SET EXERCISE: State the number of lines where "color" appears. Add nothing else.

── RECORDS TO USE

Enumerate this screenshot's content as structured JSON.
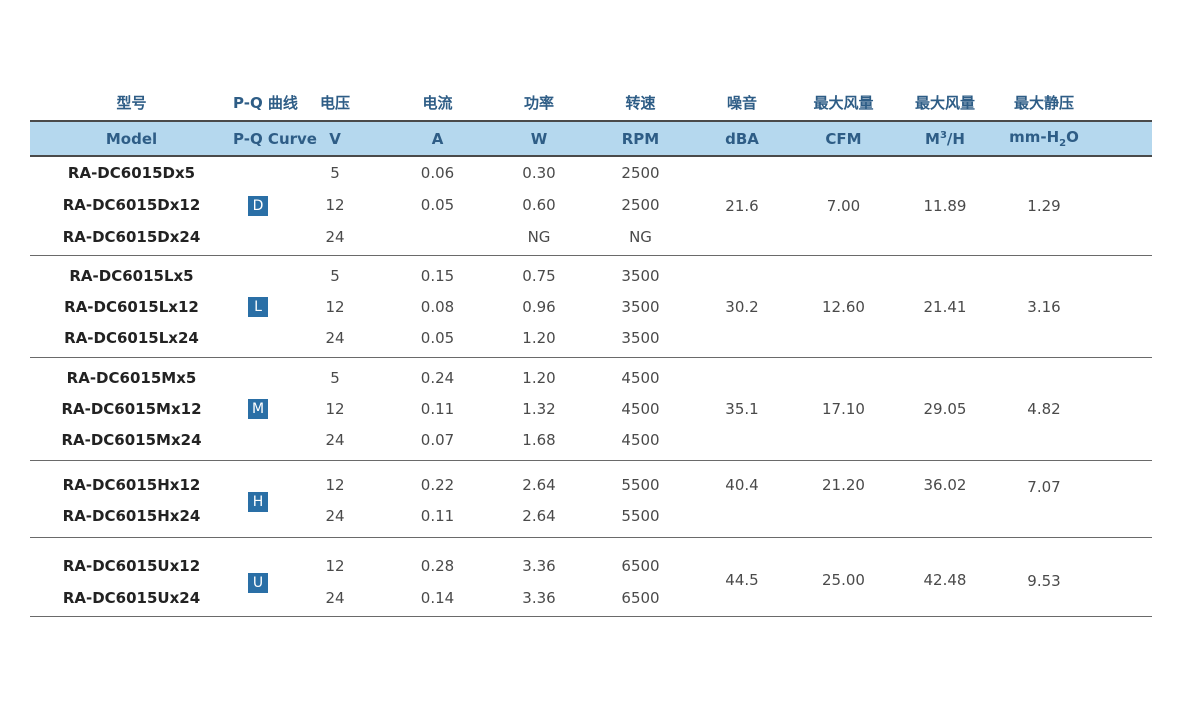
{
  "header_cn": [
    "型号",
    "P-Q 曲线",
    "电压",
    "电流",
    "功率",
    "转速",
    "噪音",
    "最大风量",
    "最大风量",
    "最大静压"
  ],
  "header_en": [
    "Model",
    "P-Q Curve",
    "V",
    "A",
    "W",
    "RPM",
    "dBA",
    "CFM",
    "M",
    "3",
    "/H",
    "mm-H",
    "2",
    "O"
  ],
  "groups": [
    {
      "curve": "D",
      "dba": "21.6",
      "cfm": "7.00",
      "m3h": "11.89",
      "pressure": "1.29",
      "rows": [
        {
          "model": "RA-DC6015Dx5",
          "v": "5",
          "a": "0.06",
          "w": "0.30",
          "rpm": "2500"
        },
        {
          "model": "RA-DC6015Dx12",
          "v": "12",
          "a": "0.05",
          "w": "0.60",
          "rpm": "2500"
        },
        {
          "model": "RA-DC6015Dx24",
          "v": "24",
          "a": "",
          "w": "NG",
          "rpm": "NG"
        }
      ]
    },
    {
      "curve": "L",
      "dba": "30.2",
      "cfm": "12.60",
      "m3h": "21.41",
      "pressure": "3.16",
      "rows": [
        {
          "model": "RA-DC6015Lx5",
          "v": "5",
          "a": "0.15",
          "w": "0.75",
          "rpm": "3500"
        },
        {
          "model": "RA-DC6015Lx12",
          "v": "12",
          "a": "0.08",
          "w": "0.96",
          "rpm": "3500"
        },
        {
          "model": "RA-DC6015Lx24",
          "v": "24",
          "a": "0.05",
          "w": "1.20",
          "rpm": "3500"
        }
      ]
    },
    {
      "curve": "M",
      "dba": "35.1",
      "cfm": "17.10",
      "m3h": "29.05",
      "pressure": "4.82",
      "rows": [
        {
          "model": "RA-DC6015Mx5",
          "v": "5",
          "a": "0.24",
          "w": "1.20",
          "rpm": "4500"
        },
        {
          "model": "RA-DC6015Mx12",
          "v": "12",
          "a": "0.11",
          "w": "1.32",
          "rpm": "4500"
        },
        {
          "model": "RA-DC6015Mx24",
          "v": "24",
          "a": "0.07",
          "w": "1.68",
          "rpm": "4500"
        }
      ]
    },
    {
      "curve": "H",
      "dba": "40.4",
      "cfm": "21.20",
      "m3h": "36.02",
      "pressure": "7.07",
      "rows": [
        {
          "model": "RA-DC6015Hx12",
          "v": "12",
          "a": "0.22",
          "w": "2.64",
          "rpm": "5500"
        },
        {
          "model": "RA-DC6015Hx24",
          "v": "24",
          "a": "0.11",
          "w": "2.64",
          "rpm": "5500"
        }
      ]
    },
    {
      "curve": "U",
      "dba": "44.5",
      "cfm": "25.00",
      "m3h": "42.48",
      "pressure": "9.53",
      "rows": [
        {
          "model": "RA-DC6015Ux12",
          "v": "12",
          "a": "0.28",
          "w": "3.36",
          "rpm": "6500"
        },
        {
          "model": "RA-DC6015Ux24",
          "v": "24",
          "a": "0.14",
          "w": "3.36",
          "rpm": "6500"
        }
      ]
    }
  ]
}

────
── RECORDS TO USE

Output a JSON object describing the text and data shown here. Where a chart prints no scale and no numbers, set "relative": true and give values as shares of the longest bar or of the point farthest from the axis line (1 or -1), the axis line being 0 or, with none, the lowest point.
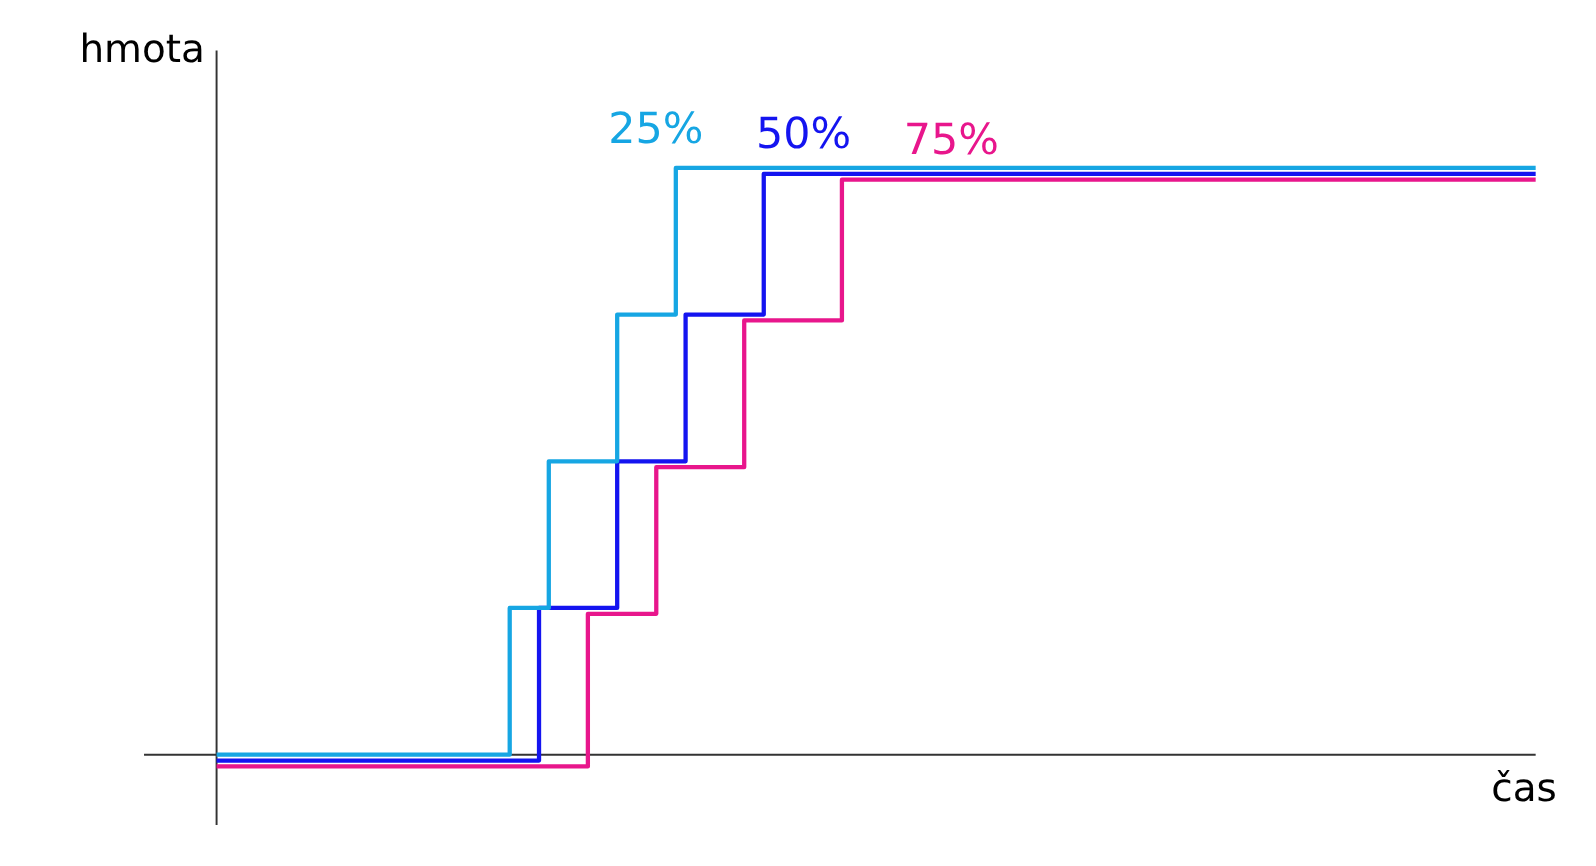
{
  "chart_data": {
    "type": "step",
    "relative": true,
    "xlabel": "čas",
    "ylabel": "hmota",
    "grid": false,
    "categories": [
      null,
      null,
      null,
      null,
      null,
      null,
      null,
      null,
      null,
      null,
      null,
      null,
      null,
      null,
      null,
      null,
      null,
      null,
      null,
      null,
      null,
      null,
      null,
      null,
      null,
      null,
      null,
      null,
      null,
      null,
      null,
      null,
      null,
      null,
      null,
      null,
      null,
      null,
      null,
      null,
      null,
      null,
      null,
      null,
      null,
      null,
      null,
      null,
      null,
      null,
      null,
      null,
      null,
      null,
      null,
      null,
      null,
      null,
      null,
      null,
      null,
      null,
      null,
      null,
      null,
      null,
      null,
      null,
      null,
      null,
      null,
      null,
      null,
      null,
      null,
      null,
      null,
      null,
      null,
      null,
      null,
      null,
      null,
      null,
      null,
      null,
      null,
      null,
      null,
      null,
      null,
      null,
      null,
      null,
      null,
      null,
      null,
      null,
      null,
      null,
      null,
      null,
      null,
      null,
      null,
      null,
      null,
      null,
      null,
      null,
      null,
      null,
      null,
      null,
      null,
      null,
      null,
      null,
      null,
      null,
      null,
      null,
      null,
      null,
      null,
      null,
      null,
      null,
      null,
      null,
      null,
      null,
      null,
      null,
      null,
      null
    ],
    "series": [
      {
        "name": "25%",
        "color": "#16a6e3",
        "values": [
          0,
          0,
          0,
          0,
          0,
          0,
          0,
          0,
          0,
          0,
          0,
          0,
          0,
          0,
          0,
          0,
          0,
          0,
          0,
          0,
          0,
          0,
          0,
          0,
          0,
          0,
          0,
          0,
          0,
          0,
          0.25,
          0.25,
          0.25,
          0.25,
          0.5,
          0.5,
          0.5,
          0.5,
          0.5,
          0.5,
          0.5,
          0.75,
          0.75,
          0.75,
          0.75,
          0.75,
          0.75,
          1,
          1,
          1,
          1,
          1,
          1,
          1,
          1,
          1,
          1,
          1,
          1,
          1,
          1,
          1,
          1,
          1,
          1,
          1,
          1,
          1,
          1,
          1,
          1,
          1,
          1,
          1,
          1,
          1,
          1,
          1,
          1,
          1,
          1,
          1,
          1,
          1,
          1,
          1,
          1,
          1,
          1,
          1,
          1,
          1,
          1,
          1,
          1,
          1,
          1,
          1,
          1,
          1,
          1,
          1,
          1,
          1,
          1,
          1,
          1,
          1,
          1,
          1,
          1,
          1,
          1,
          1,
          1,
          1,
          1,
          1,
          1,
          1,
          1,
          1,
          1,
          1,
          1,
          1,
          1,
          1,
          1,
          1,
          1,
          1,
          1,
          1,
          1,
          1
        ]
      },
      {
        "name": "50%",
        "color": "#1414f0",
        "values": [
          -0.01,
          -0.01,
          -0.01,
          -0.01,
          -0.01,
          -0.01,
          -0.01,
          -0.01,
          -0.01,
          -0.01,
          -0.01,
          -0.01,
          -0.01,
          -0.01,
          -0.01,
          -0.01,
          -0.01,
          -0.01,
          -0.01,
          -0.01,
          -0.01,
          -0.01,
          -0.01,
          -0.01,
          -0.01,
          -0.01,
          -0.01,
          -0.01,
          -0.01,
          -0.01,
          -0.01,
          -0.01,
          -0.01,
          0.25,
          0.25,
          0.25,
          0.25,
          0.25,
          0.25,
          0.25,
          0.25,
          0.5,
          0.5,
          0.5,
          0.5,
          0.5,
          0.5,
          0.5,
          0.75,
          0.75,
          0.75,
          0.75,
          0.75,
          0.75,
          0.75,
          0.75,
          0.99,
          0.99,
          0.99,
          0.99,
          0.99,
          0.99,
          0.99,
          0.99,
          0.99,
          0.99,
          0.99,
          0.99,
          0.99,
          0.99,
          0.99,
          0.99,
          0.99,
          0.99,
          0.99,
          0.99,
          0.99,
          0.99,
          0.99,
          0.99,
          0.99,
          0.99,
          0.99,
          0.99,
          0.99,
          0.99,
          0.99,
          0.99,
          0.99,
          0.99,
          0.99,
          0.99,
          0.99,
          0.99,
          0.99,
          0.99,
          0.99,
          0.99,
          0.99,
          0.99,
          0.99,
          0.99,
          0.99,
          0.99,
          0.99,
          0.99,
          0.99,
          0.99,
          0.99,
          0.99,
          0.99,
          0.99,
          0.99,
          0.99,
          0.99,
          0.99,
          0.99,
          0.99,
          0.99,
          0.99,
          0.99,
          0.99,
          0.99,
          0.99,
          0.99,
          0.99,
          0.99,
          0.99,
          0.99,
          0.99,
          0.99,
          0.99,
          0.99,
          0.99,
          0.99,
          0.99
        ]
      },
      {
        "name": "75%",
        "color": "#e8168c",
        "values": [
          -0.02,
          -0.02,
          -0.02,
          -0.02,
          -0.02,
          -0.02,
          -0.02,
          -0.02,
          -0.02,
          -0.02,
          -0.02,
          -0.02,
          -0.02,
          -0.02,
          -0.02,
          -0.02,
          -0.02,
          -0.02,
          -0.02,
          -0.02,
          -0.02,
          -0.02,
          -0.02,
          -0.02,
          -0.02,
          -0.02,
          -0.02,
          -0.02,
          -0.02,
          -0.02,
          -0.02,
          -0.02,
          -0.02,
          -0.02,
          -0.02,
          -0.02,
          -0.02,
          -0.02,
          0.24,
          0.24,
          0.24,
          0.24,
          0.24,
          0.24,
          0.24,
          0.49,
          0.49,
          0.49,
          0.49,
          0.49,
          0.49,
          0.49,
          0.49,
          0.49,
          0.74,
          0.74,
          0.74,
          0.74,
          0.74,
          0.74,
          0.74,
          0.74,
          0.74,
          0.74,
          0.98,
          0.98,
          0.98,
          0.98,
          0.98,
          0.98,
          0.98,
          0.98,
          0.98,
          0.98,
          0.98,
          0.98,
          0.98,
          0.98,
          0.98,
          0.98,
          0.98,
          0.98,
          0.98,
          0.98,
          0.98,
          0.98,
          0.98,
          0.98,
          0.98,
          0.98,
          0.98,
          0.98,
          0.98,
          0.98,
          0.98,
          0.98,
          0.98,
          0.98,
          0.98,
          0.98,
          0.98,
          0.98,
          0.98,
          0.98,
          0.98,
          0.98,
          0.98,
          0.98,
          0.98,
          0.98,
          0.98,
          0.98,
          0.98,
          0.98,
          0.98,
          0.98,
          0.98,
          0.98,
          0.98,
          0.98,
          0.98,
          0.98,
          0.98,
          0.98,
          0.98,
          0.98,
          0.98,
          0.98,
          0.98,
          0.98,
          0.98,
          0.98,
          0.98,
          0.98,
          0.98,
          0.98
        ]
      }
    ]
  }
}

────

ANSWER FOR THE TASK: 3